- [Task description] Reproduce the material exactly, omitting nothing.

- [Source material]
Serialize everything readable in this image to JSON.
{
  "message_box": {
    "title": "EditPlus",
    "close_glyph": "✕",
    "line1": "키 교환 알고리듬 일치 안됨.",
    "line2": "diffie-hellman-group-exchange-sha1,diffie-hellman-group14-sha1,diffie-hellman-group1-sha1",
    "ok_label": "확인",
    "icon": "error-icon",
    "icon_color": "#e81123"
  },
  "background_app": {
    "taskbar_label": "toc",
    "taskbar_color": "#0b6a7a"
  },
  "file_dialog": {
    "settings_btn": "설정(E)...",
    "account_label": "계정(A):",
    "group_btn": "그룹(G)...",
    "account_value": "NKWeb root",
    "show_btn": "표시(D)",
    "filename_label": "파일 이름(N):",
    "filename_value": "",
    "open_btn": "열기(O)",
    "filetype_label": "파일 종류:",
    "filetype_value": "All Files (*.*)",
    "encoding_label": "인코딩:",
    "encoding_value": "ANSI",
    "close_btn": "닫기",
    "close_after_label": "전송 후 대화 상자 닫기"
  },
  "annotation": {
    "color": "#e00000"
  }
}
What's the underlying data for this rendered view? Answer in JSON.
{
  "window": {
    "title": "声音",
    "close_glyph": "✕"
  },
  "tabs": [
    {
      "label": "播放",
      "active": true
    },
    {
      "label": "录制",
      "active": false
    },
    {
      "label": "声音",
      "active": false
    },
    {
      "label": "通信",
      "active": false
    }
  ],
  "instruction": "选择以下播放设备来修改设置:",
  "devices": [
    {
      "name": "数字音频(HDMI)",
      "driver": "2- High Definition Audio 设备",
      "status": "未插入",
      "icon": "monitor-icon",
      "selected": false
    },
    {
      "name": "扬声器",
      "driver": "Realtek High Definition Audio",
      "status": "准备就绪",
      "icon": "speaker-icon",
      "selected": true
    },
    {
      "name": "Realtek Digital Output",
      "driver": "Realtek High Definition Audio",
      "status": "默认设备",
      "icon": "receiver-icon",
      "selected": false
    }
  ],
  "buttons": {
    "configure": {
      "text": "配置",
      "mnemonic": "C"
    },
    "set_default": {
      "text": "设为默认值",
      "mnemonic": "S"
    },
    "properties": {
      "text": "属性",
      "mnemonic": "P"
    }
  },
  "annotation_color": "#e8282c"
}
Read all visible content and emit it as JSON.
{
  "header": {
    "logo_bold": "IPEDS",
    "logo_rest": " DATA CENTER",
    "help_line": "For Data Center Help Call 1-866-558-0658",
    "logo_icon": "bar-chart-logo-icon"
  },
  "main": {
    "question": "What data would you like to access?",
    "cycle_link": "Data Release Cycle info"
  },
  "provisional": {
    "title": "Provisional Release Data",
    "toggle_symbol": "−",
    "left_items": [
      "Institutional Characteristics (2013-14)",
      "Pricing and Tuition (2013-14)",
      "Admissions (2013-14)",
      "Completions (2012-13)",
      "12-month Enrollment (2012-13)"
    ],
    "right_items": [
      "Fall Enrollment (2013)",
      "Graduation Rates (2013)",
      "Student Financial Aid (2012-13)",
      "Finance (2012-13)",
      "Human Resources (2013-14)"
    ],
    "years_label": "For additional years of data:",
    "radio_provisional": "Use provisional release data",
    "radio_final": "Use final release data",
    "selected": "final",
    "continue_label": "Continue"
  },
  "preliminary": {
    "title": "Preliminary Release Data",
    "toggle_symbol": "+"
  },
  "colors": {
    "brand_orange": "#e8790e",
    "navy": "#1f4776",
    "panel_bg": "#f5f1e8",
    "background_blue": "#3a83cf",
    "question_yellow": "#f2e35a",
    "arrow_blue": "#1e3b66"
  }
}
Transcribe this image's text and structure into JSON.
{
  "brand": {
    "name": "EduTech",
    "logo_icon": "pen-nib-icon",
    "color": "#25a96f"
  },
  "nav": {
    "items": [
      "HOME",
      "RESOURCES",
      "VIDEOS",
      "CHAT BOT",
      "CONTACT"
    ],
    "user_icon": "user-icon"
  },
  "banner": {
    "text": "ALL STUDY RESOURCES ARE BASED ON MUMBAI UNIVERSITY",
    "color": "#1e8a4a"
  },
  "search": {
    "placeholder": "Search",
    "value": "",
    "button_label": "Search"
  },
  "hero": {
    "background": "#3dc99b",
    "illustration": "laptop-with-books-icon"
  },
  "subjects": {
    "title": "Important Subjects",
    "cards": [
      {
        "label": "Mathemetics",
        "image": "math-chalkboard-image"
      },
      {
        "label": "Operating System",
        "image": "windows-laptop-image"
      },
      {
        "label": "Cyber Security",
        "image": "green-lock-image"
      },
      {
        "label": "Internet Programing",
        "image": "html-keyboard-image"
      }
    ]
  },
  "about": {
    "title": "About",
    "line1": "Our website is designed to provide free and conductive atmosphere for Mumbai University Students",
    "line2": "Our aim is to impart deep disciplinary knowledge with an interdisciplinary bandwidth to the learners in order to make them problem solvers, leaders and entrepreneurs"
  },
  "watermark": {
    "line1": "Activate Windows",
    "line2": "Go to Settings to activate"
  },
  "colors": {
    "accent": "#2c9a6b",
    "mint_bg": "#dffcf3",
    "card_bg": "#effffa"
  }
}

- [Result of the task]
Serialize everything readable in this image to JSON.
{
  "message_box": {
    "title": "EditPlus",
    "close_glyph": "✕",
    "line1": "키 교환 알고리듬 일치 안됨.",
    "line2": "diffie-hellman-group-exchange-sha1,diffie-hellman-group14-sha1,diffie-hellman-group1-sha1",
    "ok_label": "확인",
    "icon": "error-icon",
    "icon_color": "#e81123"
  },
  "background_app": {
    "taskbar_label": "toc",
    "taskbar_color": "#0b6a7a"
  },
  "file_dialog": {
    "settings_btn": "설정(E)...",
    "account_label": "계정(A):",
    "group_btn": "그룹(G)...",
    "account_value": "NKWeb root",
    "show_btn": "표시(D)",
    "filename_label": "파일 이름(N):",
    "filename_value": "",
    "open_btn": "열기(O)",
    "filetype_label": "파일 종류:",
    "filetype_value": "All Files (*.*)",
    "encoding_label": "인코딩:",
    "encoding_value": "ANSI",
    "close_btn": "닫기",
    "close_after_label": "전송 후 대화 상자 닫기"
  },
  "annotation": {
    "color": "#e00000"
  }
}
What's the underlying data for this rendered view? Answer in JSON.
{
  "window": {
    "title": "声音",
    "close_glyph": "✕"
  },
  "tabs": [
    {
      "label": "播放",
      "active": true
    },
    {
      "label": "录制",
      "active": false
    },
    {
      "label": "声音",
      "active": false
    },
    {
      "label": "通信",
      "active": false
    }
  ],
  "instruction": "选择以下播放设备来修改设置:",
  "devices": [
    {
      "name": "数字音频(HDMI)",
      "driver": "2- High Definition Audio 设备",
      "status": "未插入",
      "icon": "monitor-icon",
      "selected": false
    },
    {
      "name": "扬声器",
      "driver": "Realtek High Definition Audio",
      "status": "准备就绪",
      "icon": "speaker-icon",
      "selected": true
    },
    {
      "name": "Realtek Digital Output",
      "driver": "Realtek High Definition Audio",
      "status": "默认设备",
      "icon": "receiver-icon",
      "selected": false
    }
  ],
  "buttons": {
    "configure": {
      "text": "配置",
      "mnemonic": "C"
    },
    "set_default": {
      "text": "设为默认值",
      "mnemonic": "S"
    },
    "properties": {
      "text": "属性",
      "mnemonic": "P"
    }
  },
  "annotation_color": "#e8282c"
}
Read all visible content and emit it as JSON.
{
  "header": {
    "logo_bold": "IPEDS",
    "logo_rest": " DATA CENTER",
    "help_line": "For Data Center Help Call 1-866-558-0658",
    "logo_icon": "bar-chart-logo-icon"
  },
  "main": {
    "question": "What data would you like to access?",
    "cycle_link": "Data Release Cycle info"
  },
  "provisional": {
    "title": "Provisional Release Data",
    "toggle_symbol": "−",
    "left_items": [
      "Institutional Characteristics (2013-14)",
      "Pricing and Tuition (2013-14)",
      "Admissions (2013-14)",
      "Completions (2012-13)",
      "12-month Enrollment (2012-13)"
    ],
    "right_items": [
      "Fall Enrollment (2013)",
      "Graduation Rates (2013)",
      "Student Financial Aid (2012-13)",
      "Finance (2012-13)",
      "Human Resources (2013-14)"
    ],
    "years_label": "For additional years of data:",
    "radio_provisional": "Use provisional release data",
    "radio_final": "Use final release data",
    "selected": "final",
    "continue_label": "Continue"
  },
  "preliminary": {
    "title": "Preliminary Release Data",
    "toggle_symbol": "+"
  },
  "colors": {
    "brand_orange": "#e8790e",
    "navy": "#1f4776",
    "panel_bg": "#f5f1e8",
    "background_blue": "#3a83cf",
    "question_yellow": "#f2e35a",
    "arrow_blue": "#1e3b66"
  }
}
Transcribe this image's text and structure into JSON.
{
  "brand": {
    "name": "EduTech",
    "logo_icon": "pen-nib-icon",
    "color": "#25a96f"
  },
  "nav": {
    "items": [
      "HOME",
      "RESOURCES",
      "VIDEOS",
      "CHAT BOT",
      "CONTACT"
    ],
    "user_icon": "user-icon"
  },
  "banner": {
    "text": "ALL STUDY RESOURCES ARE BASED ON MUMBAI UNIVERSITY",
    "color": "#1e8a4a"
  },
  "search": {
    "placeholder": "Search",
    "value": "",
    "button_label": "Search"
  },
  "hero": {
    "background": "#3dc99b",
    "illustration": "laptop-with-books-icon"
  },
  "subjects": {
    "title": "Important Subjects",
    "cards": [
      {
        "label": "Mathemetics",
        "image": "math-chalkboard-image"
      },
      {
        "label": "Operating System",
        "image": "windows-laptop-image"
      },
      {
        "label": "Cyber Security",
        "image": "green-lock-image"
      },
      {
        "label": "Internet Programing",
        "image": "html-keyboard-image"
      }
    ]
  },
  "about": {
    "title": "About",
    "line1": "Our website is designed to provide free and conductive atmosphere for Mumbai University Students",
    "line2": "Our aim is to impart deep disciplinary knowledge with an interdisciplinary bandwidth to the learners in order to make them problem solvers, leaders and entrepreneurs"
  },
  "watermark": {
    "line1": "Activate Windows",
    "line2": "Go to Settings to activate"
  },
  "colors": {
    "accent": "#2c9a6b",
    "mint_bg": "#dffcf3",
    "card_bg": "#effffa"
  }
}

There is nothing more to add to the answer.